[Exercise materials start]
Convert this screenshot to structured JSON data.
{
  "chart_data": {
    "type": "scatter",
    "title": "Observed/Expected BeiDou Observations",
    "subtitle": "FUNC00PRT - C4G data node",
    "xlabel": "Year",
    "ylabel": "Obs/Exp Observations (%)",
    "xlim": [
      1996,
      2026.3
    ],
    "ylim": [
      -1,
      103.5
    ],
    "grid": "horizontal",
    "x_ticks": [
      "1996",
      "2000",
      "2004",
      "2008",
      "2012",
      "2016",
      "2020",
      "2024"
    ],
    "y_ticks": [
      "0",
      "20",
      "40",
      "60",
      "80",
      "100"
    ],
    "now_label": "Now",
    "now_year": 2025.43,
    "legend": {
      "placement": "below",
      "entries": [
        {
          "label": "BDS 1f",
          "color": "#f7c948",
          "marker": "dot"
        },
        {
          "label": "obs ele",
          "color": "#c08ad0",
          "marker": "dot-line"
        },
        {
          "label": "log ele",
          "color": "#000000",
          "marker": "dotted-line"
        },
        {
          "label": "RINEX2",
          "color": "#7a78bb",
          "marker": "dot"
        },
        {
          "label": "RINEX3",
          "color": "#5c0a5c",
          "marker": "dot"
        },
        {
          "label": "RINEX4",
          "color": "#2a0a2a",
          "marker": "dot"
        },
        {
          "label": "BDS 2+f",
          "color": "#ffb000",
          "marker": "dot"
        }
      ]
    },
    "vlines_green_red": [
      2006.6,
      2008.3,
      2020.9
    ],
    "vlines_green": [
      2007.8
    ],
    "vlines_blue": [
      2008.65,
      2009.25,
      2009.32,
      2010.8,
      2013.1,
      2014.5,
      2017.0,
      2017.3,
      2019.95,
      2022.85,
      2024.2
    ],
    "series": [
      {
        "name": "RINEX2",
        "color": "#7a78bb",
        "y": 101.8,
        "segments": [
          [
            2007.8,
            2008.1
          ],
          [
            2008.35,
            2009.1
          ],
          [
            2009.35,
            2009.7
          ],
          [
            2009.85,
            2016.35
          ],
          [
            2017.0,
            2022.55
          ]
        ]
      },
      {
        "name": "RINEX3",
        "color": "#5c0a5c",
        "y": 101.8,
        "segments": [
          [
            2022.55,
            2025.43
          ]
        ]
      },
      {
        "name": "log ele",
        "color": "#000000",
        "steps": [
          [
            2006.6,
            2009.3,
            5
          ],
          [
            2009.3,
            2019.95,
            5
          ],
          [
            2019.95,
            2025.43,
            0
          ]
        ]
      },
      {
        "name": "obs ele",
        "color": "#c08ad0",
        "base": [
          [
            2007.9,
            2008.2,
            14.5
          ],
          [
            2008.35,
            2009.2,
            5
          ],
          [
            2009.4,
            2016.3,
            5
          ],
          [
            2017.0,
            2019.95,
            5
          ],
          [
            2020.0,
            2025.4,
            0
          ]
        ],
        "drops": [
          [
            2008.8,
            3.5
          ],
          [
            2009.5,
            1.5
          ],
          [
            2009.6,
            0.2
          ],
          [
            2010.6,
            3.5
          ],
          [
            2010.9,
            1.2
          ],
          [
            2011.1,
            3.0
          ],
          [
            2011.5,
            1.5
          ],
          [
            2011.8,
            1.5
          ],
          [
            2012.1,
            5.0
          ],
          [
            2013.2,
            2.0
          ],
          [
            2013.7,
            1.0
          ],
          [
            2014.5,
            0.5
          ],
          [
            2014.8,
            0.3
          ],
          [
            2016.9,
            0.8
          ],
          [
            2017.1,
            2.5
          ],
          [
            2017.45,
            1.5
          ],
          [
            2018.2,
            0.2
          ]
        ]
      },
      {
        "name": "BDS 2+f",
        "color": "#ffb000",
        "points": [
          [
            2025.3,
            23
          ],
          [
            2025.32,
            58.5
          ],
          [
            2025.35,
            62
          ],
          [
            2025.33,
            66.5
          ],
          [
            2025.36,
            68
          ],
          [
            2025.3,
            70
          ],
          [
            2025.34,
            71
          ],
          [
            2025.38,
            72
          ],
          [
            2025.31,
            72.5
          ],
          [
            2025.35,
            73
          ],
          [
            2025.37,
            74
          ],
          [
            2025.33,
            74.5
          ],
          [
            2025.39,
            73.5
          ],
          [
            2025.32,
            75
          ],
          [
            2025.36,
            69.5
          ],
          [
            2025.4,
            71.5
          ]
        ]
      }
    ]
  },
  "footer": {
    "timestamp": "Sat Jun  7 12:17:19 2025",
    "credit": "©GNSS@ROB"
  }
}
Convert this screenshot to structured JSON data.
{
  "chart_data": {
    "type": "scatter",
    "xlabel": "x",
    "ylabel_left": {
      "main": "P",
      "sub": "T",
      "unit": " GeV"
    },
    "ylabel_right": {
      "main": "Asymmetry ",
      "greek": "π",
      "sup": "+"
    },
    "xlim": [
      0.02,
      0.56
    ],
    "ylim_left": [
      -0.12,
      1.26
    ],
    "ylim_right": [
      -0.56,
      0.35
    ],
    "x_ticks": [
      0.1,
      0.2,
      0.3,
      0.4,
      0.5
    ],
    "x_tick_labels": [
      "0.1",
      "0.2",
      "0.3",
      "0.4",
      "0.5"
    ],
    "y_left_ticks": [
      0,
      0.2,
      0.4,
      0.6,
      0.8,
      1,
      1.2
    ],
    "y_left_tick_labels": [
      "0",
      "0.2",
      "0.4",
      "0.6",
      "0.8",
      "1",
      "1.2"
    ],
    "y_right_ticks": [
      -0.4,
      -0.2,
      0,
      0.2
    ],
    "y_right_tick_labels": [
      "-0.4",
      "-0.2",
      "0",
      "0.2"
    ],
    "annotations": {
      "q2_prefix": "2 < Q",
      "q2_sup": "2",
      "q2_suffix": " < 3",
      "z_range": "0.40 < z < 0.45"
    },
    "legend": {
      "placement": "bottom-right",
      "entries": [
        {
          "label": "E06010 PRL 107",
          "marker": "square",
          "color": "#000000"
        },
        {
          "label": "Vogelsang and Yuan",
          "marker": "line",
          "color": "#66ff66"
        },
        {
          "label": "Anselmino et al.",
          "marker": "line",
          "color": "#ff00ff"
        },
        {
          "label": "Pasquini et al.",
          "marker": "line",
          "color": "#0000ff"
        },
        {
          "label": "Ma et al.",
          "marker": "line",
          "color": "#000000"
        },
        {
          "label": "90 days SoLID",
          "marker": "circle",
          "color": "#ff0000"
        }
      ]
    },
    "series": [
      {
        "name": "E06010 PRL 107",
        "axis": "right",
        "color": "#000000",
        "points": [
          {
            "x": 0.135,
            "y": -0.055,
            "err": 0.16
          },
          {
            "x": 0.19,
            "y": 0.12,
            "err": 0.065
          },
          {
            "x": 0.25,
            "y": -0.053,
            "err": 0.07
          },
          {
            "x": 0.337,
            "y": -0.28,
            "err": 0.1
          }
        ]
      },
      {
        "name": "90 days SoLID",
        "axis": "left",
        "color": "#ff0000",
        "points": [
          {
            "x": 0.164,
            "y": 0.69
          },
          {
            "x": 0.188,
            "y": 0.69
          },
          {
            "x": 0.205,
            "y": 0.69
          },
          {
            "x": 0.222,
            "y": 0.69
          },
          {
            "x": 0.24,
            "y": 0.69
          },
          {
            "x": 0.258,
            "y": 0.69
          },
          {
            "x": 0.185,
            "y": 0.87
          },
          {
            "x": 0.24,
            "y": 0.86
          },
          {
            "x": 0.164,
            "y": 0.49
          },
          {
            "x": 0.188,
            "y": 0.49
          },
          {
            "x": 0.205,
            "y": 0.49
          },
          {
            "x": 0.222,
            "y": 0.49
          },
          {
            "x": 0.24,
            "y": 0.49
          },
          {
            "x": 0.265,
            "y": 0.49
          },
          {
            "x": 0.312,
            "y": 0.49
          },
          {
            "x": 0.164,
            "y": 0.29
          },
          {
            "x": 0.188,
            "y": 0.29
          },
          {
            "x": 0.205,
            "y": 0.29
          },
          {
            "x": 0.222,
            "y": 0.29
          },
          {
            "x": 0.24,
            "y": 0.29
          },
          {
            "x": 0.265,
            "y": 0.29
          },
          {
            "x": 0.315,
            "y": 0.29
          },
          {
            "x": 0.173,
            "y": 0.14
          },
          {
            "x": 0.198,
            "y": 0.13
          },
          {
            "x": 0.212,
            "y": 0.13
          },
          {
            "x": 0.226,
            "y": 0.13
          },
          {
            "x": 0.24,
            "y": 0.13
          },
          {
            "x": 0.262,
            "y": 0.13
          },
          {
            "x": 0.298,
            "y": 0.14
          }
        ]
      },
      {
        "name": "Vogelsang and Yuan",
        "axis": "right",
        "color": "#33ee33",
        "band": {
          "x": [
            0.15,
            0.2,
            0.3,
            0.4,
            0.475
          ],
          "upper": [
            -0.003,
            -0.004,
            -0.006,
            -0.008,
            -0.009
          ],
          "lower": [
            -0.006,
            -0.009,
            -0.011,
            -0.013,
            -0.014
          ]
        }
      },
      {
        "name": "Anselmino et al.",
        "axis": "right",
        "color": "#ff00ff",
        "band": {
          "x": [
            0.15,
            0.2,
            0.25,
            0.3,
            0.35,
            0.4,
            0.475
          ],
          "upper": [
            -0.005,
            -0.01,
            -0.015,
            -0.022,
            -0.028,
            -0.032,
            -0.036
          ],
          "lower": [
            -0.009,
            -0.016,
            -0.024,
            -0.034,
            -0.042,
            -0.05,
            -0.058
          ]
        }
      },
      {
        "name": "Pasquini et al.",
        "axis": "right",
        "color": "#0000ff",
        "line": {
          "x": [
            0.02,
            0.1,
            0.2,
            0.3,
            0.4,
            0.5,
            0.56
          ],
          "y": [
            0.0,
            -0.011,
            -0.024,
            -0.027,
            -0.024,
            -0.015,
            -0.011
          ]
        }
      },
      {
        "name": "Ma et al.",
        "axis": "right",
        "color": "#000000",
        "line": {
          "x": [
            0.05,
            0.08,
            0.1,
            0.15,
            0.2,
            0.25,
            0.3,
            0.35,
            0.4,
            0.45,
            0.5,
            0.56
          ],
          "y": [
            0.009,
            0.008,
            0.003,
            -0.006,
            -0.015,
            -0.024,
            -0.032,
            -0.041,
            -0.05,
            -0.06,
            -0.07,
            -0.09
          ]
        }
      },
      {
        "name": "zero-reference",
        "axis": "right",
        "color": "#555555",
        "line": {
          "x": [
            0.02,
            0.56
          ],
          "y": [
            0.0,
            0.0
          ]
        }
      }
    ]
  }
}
[Exercise materials end]
■ **Aim of the task**
In the entries above, find lines with "SoLID" and copy each.

■ **Result**
          "label": "90 days SoLID",
        "name": "90 days SoLID",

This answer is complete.